STATED PROBLEM » Repeat every line of the listing below exactly, minus the pictures.

# # # #

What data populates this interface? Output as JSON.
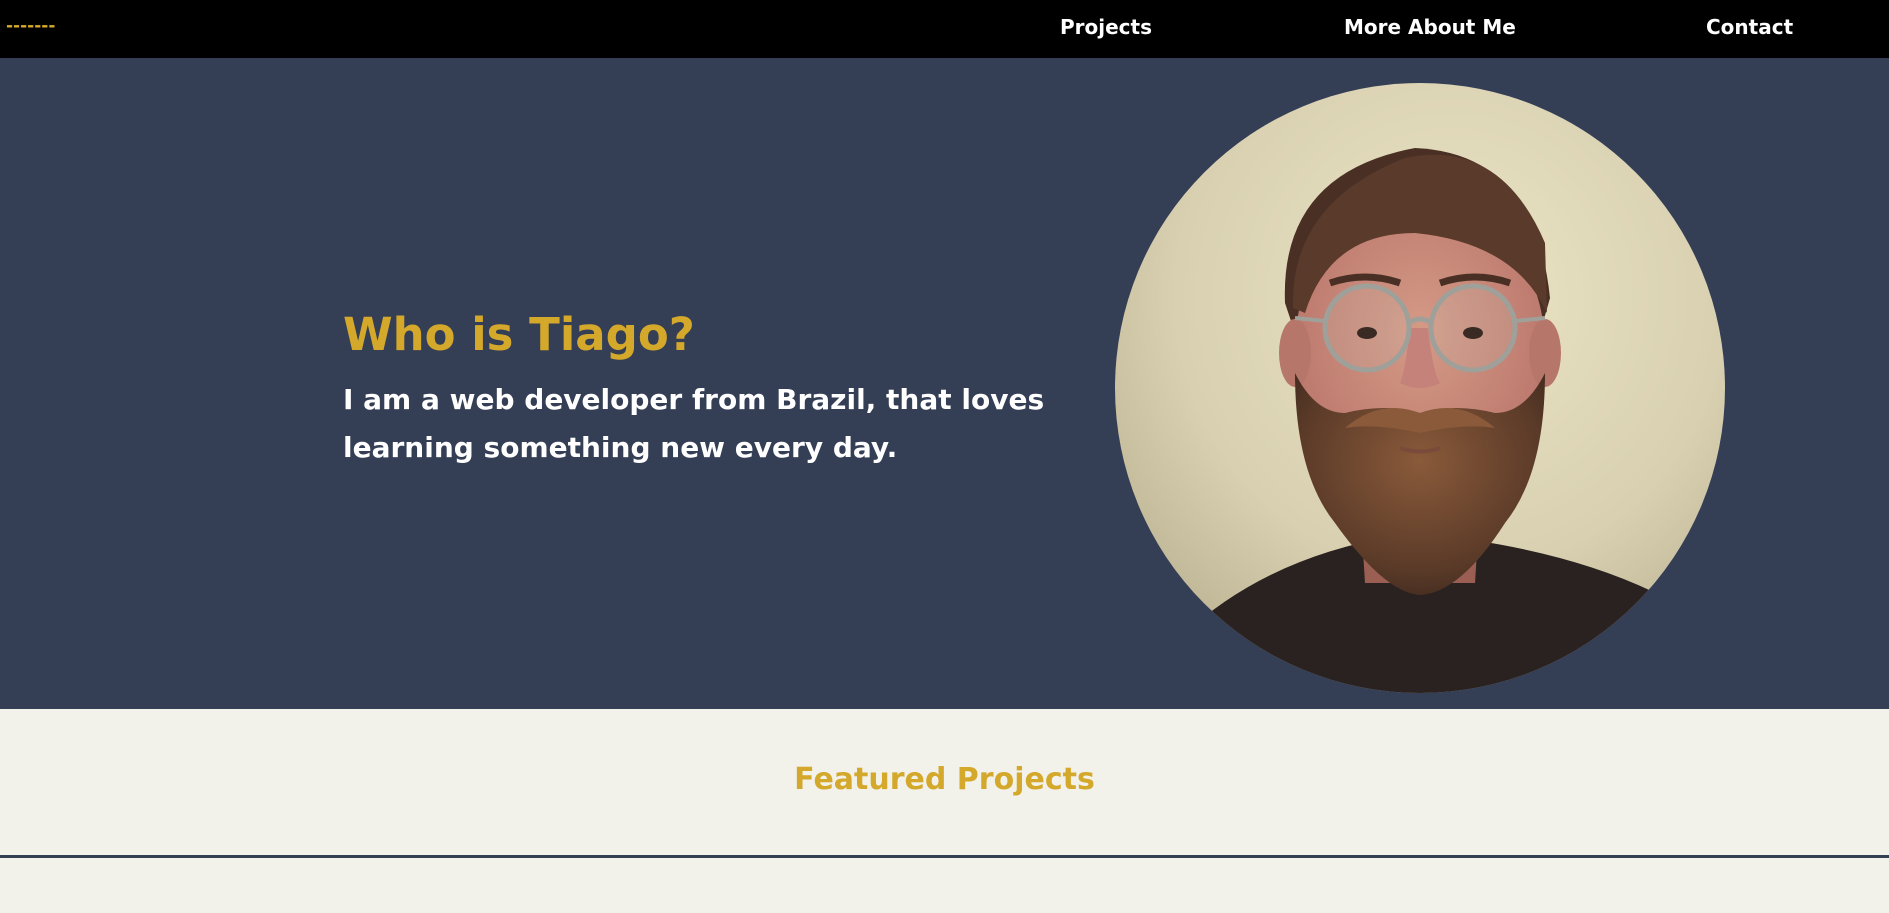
{
  "nav": {
    "logo": "-------",
    "links": [
      "Projects",
      "More About Me",
      "Contact"
    ]
  },
  "hero": {
    "title": "Who is Tiago?",
    "subtitle": "I am a web developer from Brazil, that loves learning something new every day."
  },
  "featured": {
    "title": "Featured Projects"
  },
  "colors": {
    "accent": "#d4a82a",
    "hero_bg": "#343e55",
    "nav_bg": "#000000",
    "page_bg": "#f2f1ea",
    "text_light": "#ffffff"
  },
  "icons": {
    "avatar": "profile-photo"
  }
}
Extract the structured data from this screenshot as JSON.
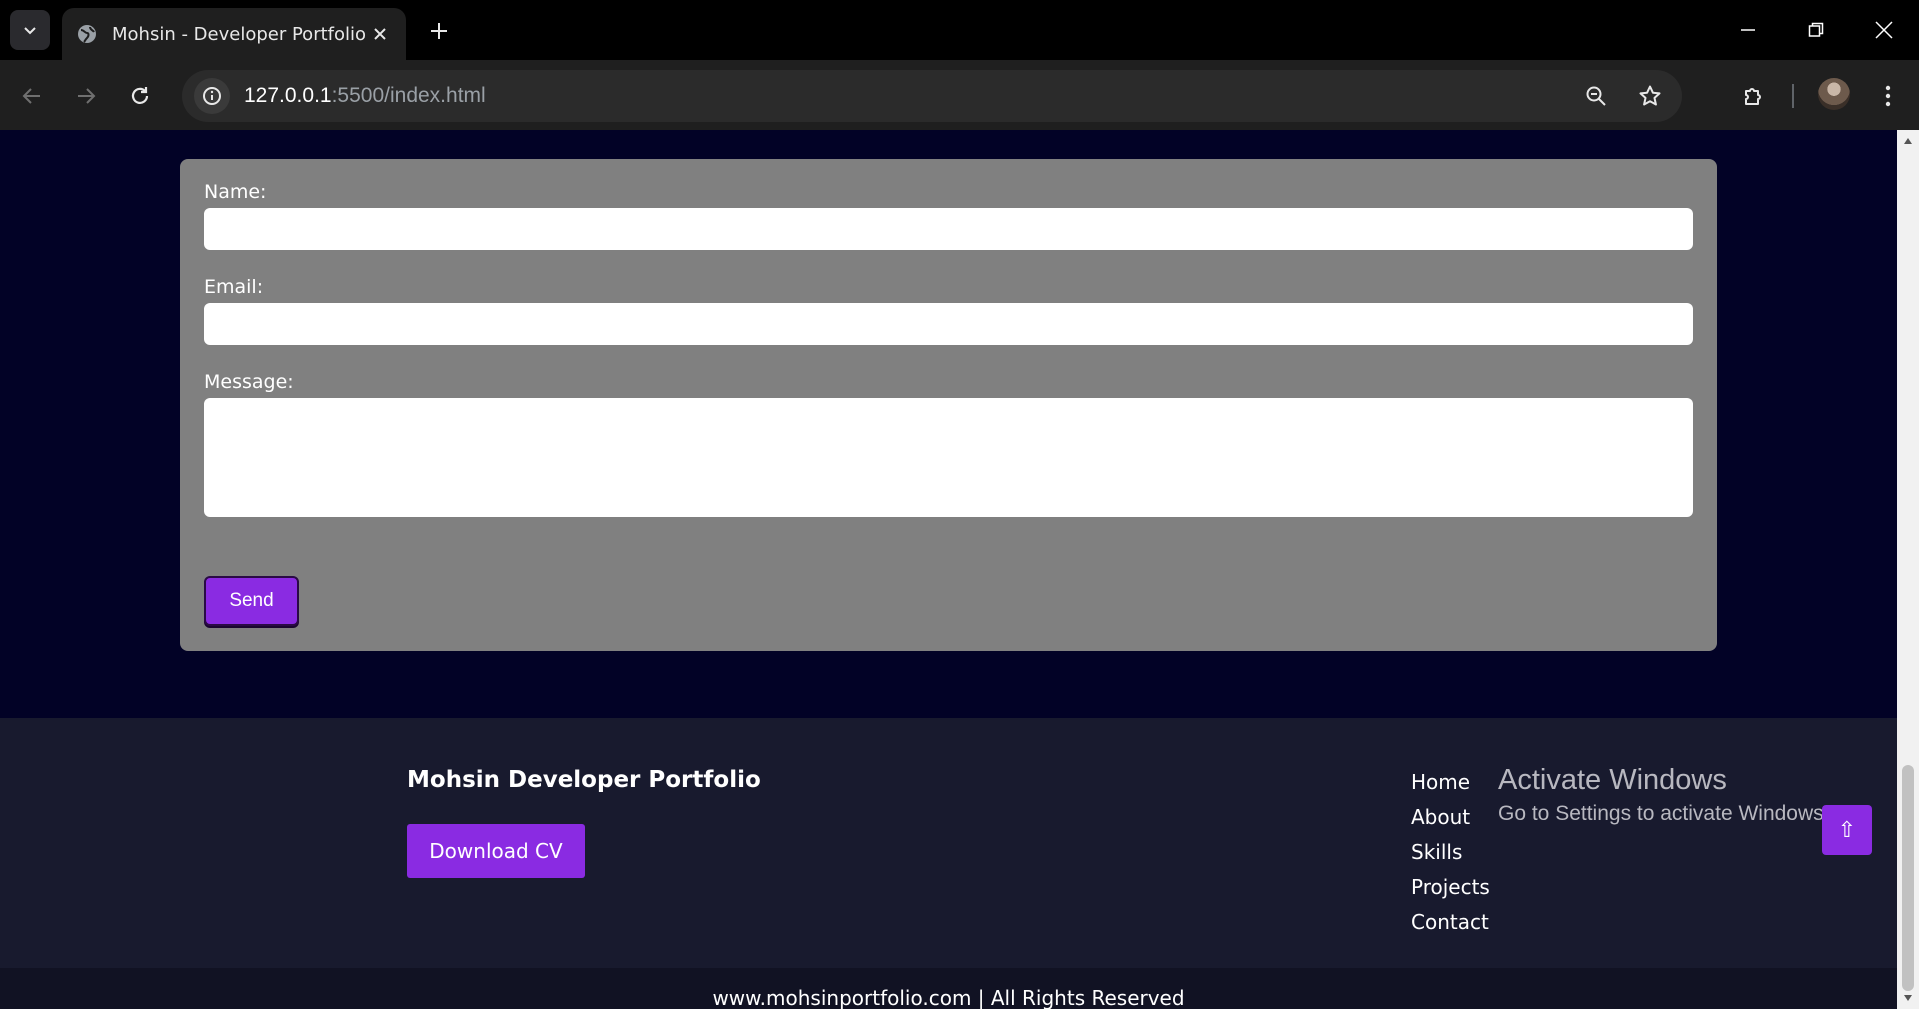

# # # #

COMPLETE RESPONSE »
What data populates this interface? Output as JSON.
{
  "nav": {
    "logo": "-------",
    "links": [
      "Projects",
      "More About Me",
      "Contact"
    ]
  },
  "hero": {
    "title": "Who is Tiago?",
    "subtitle": "I am a web developer from Brazil, that loves learning something new every day."
  },
  "featured": {
    "title": "Featured Projects"
  },
  "colors": {
    "accent": "#d4a82a",
    "hero_bg": "#343e55",
    "nav_bg": "#000000",
    "page_bg": "#f2f1ea",
    "text_light": "#ffffff"
  },
  "icons": {
    "avatar": "profile-photo"
  }
}
Extract the structured data from this screenshot as JSON.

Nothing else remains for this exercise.